== RECORDED DATA

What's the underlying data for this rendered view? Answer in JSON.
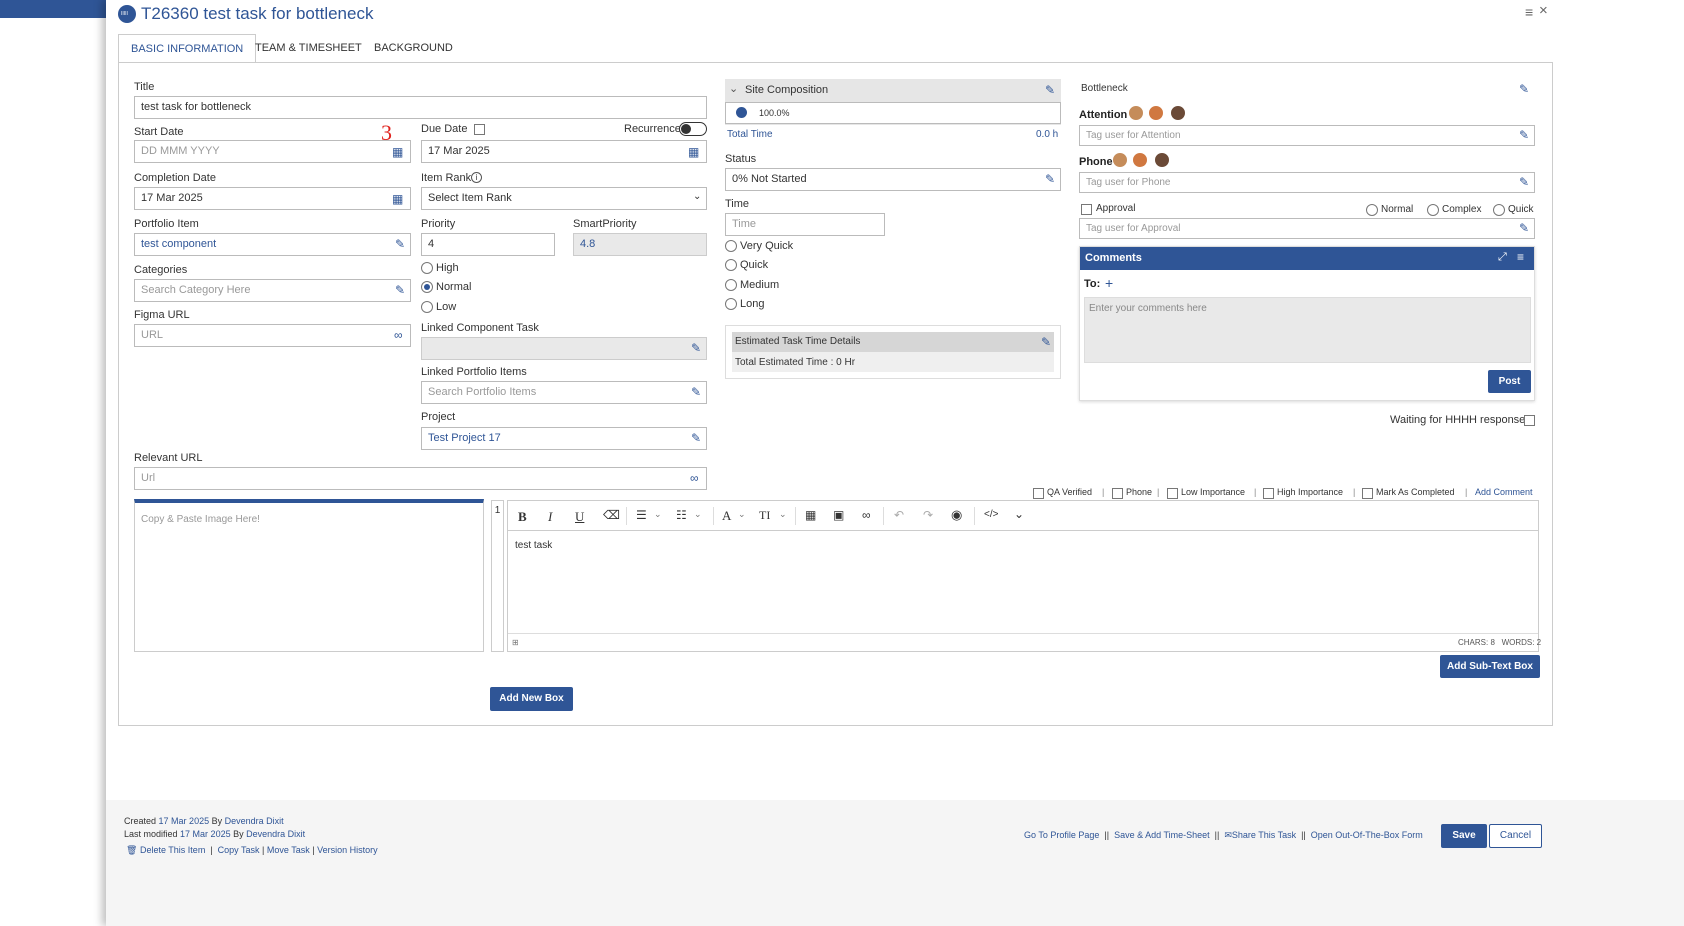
{
  "header": {
    "task_id_title": "T26360 test task for bottleneck"
  },
  "tabs": [
    "BASIC INFORMATION",
    "TEAM & TIMESHEET",
    "BACKGROUND"
  ],
  "form": {
    "title_label": "Title",
    "title_value": "test task for bottleneck",
    "start_date_label": "Start Date",
    "start_date_placeholder": "DD MMM YYYY",
    "annotation_number": "3",
    "due_date_label": "Due Date",
    "due_date_value": "17 Mar 2025",
    "recurrence_label": "Recurrence",
    "completion_date_label": "Completion Date",
    "completion_date_value": "17 Mar 2025",
    "item_rank_label": "Item Rank",
    "item_rank_value": "Select Item Rank",
    "portfolio_item_label": "Portfolio Item",
    "portfolio_item_value": "test component",
    "priority_label": "Priority",
    "priority_value": "4",
    "smart_priority_label": "SmartPriority",
    "smart_priority_value": "4.8",
    "priority_options": [
      "High",
      "Normal",
      "Low"
    ],
    "categories_label": "Categories",
    "categories_placeholder": "Search Category Here",
    "figma_url_label": "Figma URL",
    "figma_url_placeholder": "URL",
    "linked_component_label": "Linked Component Task",
    "linked_portfolio_label": "Linked Portfolio Items",
    "linked_portfolio_placeholder": "Search Portfolio Items",
    "project_label": "Project",
    "project_value": "Test Project 17",
    "relevant_url_label": "Relevant URL",
    "relevant_url_placeholder": "Url"
  },
  "site": {
    "header": "Site Composition",
    "percent": "100.0%",
    "total_time_label": "Total Time",
    "total_time_value": "0.0 h",
    "status_label": "Status",
    "status_value": "0% Not Started",
    "time_label": "Time",
    "time_placeholder": "Time",
    "time_options": [
      "Very Quick",
      "Quick",
      "Medium",
      "Long"
    ],
    "estimate_header": "Estimated Task Time Details",
    "estimate_total": "Total Estimated Time :  0 Hr"
  },
  "right": {
    "bottleneck_label": "Bottleneck",
    "attention_label": "Attention",
    "attention_placeholder": "Tag user for Attention",
    "phone_label": "Phone",
    "phone_placeholder": "Tag user for Phone",
    "approval_label": "Approval",
    "approval_options": [
      "Normal",
      "Complex",
      "Quick"
    ],
    "approval_placeholder": "Tag user for Approval",
    "comments_title": "Comments",
    "to_label": "To:",
    "comment_placeholder": "Enter your comments here",
    "post_label": "Post",
    "waiting_label": "Waiting for HHHH response"
  },
  "flags": [
    "QA Verified",
    "Phone",
    "Low Importance",
    "High Importance",
    "Mark As Completed"
  ],
  "add_comment_label": "Add Comment",
  "editor": {
    "paste_placeholder": "Copy & Paste Image Here!",
    "box_number": "1",
    "content": "test task",
    "stats": "CHARS: 8   WORDS: 2",
    "add_subtext_label": "Add Sub-Text Box",
    "add_new_box_label": "Add New Box"
  },
  "footer": {
    "created_prefix": "Created",
    "created_date": "17 Mar 2025",
    "created_by_word": "By",
    "created_by": "Devendra Dixit",
    "modified_prefix": "Last modified",
    "modified_date": "17 Mar 2025",
    "modified_by_word": "By",
    "modified_by": "Devendra Dixit",
    "actions": [
      "Delete This Item",
      "Copy Task",
      "Move Task",
      "Version History"
    ],
    "links": [
      "Go To Profile Page",
      "Save & Add Time-Sheet",
      "Share This Task",
      "Open Out-Of-The-Box Form"
    ],
    "save_label": "Save",
    "cancel_label": "Cancel"
  },
  "colors": {
    "brand": "#2f5596",
    "annotation": "#e0221d"
  }
}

====

*EXERCISE DIRECTIONS*
Write out all the records again, exactly, minus any pictures.

*TASK SOLUTION*
What's the underlying data for this rendered view? Answer in JSON.
{
  "header": {
    "task_id_title": "T26360 test task for bottleneck"
  },
  "tabs": [
    "BASIC INFORMATION",
    "TEAM & TIMESHEET",
    "BACKGROUND"
  ],
  "form": {
    "title_label": "Title",
    "title_value": "test task for bottleneck",
    "start_date_label": "Start Date",
    "start_date_placeholder": "DD MMM YYYY",
    "annotation_number": "3",
    "due_date_label": "Due Date",
    "due_date_value": "17 Mar 2025",
    "recurrence_label": "Recurrence",
    "completion_date_label": "Completion Date",
    "completion_date_value": "17 Mar 2025",
    "item_rank_label": "Item Rank",
    "item_rank_value": "Select Item Rank",
    "portfolio_item_label": "Portfolio Item",
    "portfolio_item_value": "test component",
    "priority_label": "Priority",
    "priority_value": "4",
    "smart_priority_label": "SmartPriority",
    "smart_priority_value": "4.8",
    "priority_options": [
      "High",
      "Normal",
      "Low"
    ],
    "categories_label": "Categories",
    "categories_placeholder": "Search Category Here",
    "figma_url_label": "Figma URL",
    "figma_url_placeholder": "URL",
    "linked_component_label": "Linked Component Task",
    "linked_portfolio_label": "Linked Portfolio Items",
    "linked_portfolio_placeholder": "Search Portfolio Items",
    "project_label": "Project",
    "project_value": "Test Project 17",
    "relevant_url_label": "Relevant URL",
    "relevant_url_placeholder": "Url"
  },
  "site": {
    "header": "Site Composition",
    "percent": "100.0%",
    "total_time_label": "Total Time",
    "total_time_value": "0.0 h",
    "status_label": "Status",
    "status_value": "0% Not Started",
    "time_label": "Time",
    "time_placeholder": "Time",
    "time_options": [
      "Very Quick",
      "Quick",
      "Medium",
      "Long"
    ],
    "estimate_header": "Estimated Task Time Details",
    "estimate_total": "Total Estimated Time :  0 Hr"
  },
  "right": {
    "bottleneck_label": "Bottleneck",
    "attention_label": "Attention",
    "attention_placeholder": "Tag user for Attention",
    "phone_label": "Phone",
    "phone_placeholder": "Tag user for Phone",
    "approval_label": "Approval",
    "approval_options": [
      "Normal",
      "Complex",
      "Quick"
    ],
    "approval_placeholder": "Tag user for Approval",
    "comments_title": "Comments",
    "to_label": "To:",
    "comment_placeholder": "Enter your comments here",
    "post_label": "Post",
    "waiting_label": "Waiting for HHHH response"
  },
  "flags": [
    "QA Verified",
    "Phone",
    "Low Importance",
    "High Importance",
    "Mark As Completed"
  ],
  "add_comment_label": "Add Comment",
  "editor": {
    "paste_placeholder": "Copy & Paste Image Here!",
    "box_number": "1",
    "content": "test task",
    "stats": "CHARS: 8   WORDS: 2",
    "add_subtext_label": "Add Sub-Text Box",
    "add_new_box_label": "Add New Box"
  },
  "footer": {
    "created_prefix": "Created",
    "created_date": "17 Mar 2025",
    "created_by_word": "By",
    "created_by": "Devendra Dixit",
    "modified_prefix": "Last modified",
    "modified_date": "17 Mar 2025",
    "modified_by_word": "By",
    "modified_by": "Devendra Dixit",
    "actions": [
      "Delete This Item",
      "Copy Task",
      "Move Task",
      "Version History"
    ],
    "links": [
      "Go To Profile Page",
      "Save & Add Time-Sheet",
      "Share This Task",
      "Open Out-Of-The-Box Form"
    ],
    "save_label": "Save",
    "cancel_label": "Cancel"
  },
  "colors": {
    "brand": "#2f5596",
    "annotation": "#e0221d"
  }
}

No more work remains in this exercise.